## Description of the task
For each record below, output its text exactly and skip any picture.

## Source data
----

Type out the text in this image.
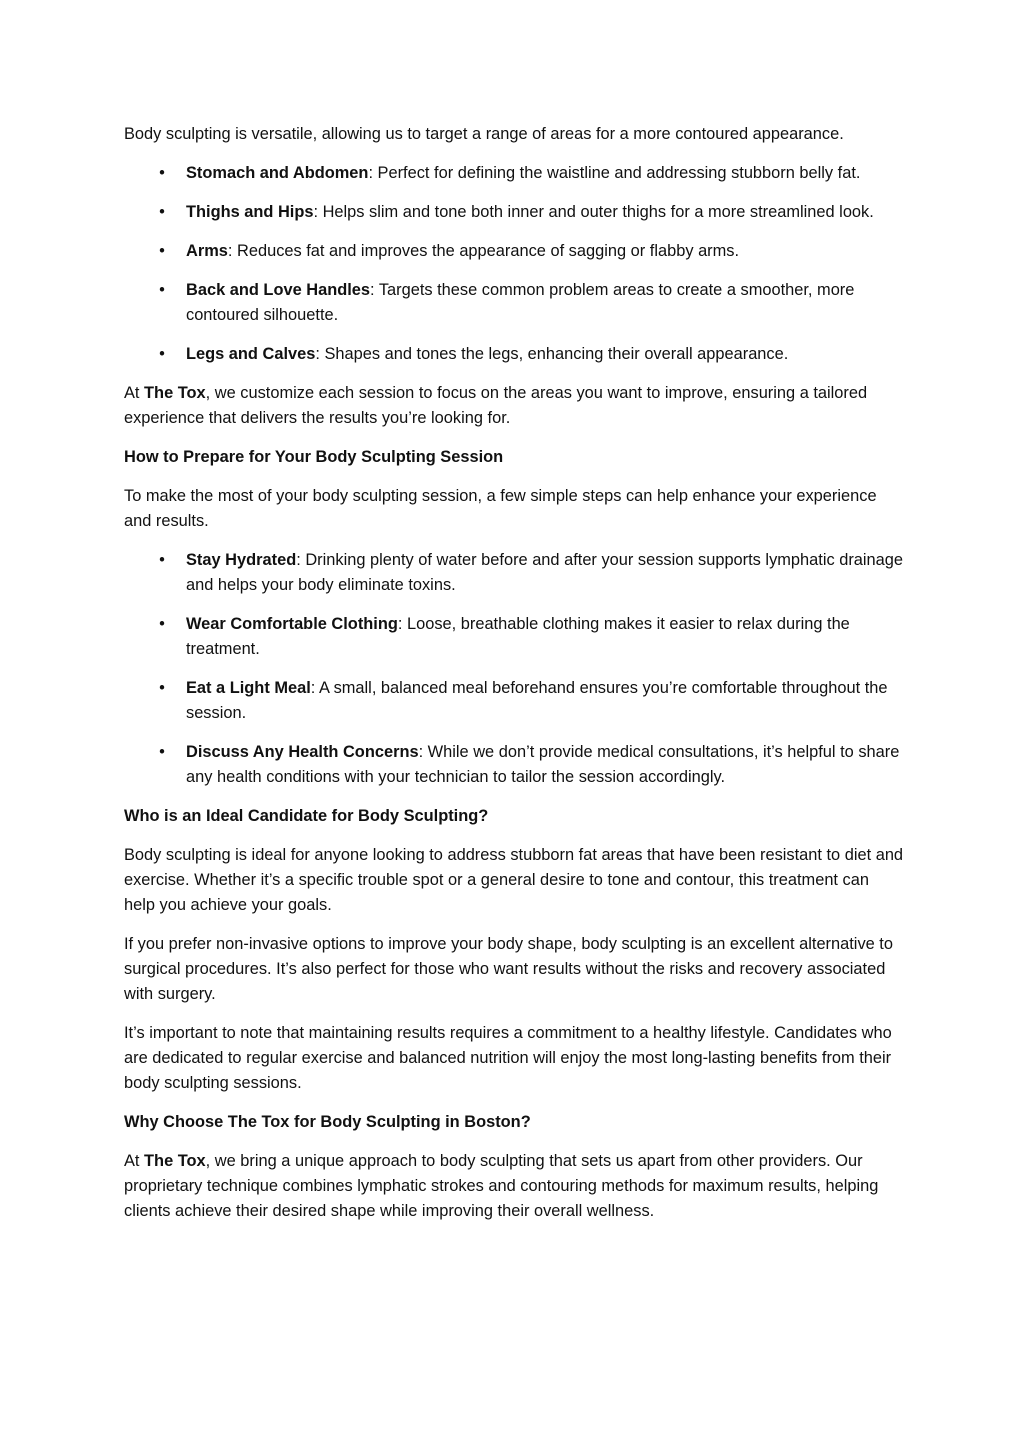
Body sculpting is versatile, allowing us to target a range of areas for a more contoured appearance.

• Stomach and Abdomen: Perfect for defining the waistline and addressing stubborn belly fat.
• Thighs and Hips: Helps slim and tone both inner and outer thighs for a more streamlined look.
• Arms: Reduces fat and improves the appearance of sagging or flabby arms.
• Back and Love Handles: Targets these common problem areas to create a smoother, more contoured silhouette.
• Legs and Calves: Shapes and tones the legs, enhancing their overall appearance.

At The Tox, we customize each session to focus on the areas you want to improve, ensuring a tailored experience that delivers the results you’re looking for.

How to Prepare for Your Body Sculpting Session

To make the most of your body sculpting session, a few simple steps can help enhance your experience and results.

• Stay Hydrated: Drinking plenty of water before and after your session supports lymphatic drainage and helps your body eliminate toxins.
• Wear Comfortable Clothing: Loose, breathable clothing makes it easier to relax during the treatment.
• Eat a Light Meal: A small, balanced meal beforehand ensures you’re comfortable throughout the session.
• Discuss Any Health Concerns: While we don’t provide medical consultations, it’s helpful to share any health conditions with your technician to tailor the session accordingly.

Who is an Ideal Candidate for Body Sculpting?

Body sculpting is ideal for anyone looking to address stubborn fat areas that have been resistant to diet and exercise. Whether it’s a specific trouble spot or a general desire to tone and contour, this treatment can help you achieve your goals.

If you prefer non-invasive options to improve your body shape, body sculpting is an excellent alternative to surgical procedures. It’s also perfect for those who want results without the risks and recovery associated with surgery.

It’s important to note that maintaining results requires a commitment to a healthy lifestyle. Candidates who are dedicated to regular exercise and balanced nutrition will enjoy the most long-lasting benefits from their body sculpting sessions.

Why Choose The Tox for Body Sculpting in Boston?

At The Tox, we bring a unique approach to body sculpting that sets us apart from other providers. Our proprietary technique combines lymphatic strokes and contouring methods for maximum results, helping clients achieve their desired shape while improving their overall wellness.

----

## Response to this task
Type out the text in this image.
Body sculpting is versatile, allowing us to target a range of areas for a more contoured appearance.

• Stomach and Abdomen: Perfect for defining the waistline and addressing stubborn belly fat.
• Thighs and Hips: Helps slim and tone both inner and outer thighs for a more streamlined look.
• Arms: Reduces fat and improves the appearance of sagging or flabby arms.
• Back and Love Handles: Targets these common problem areas to create a smoother, more contoured silhouette.
• Legs and Calves: Shapes and tones the legs, enhancing their overall appearance.

At The Tox, we customize each session to focus on the areas you want to improve, ensuring a tailored experience that delivers the results you’re looking for.

How to Prepare for Your Body Sculpting Session

To make the most of your body sculpting session, a few simple steps can help enhance your experience and results.

• Stay Hydrated: Drinking plenty of water before and after your session supports lymphatic drainage and helps your body eliminate toxins.
• Wear Comfortable Clothing: Loose, breathable clothing makes it easier to relax during the treatment.
• Eat a Light Meal: A small, balanced meal beforehand ensures you’re comfortable throughout the session.
• Discuss Any Health Concerns: While we don’t provide medical consultations, it’s helpful to share any health conditions with your technician to tailor the session accordingly.

Who is an Ideal Candidate for Body Sculpting?

Body sculpting is ideal for anyone looking to address stubborn fat areas that have been resistant to diet and exercise. Whether it’s a specific trouble spot or a general desire to tone and contour, this treatment can help you achieve your goals.

If you prefer non-invasive options to improve your body shape, body sculpting is an excellent alternative to surgical procedures. It’s also perfect for those who want results without the risks and recovery associated with surgery.

It’s important to note that maintaining results requires a commitment to a healthy lifestyle. Candidates who are dedicated to regular exercise and balanced nutrition will enjoy the most long-lasting benefits from their body sculpting sessions.

Why Choose The Tox for Body Sculpting in Boston?

At The Tox, we bring a unique approach to body sculpting that sets us apart from other providers. Our proprietary technique combines lymphatic strokes and contouring methods for maximum results, helping clients achieve their desired shape while improving their overall wellness.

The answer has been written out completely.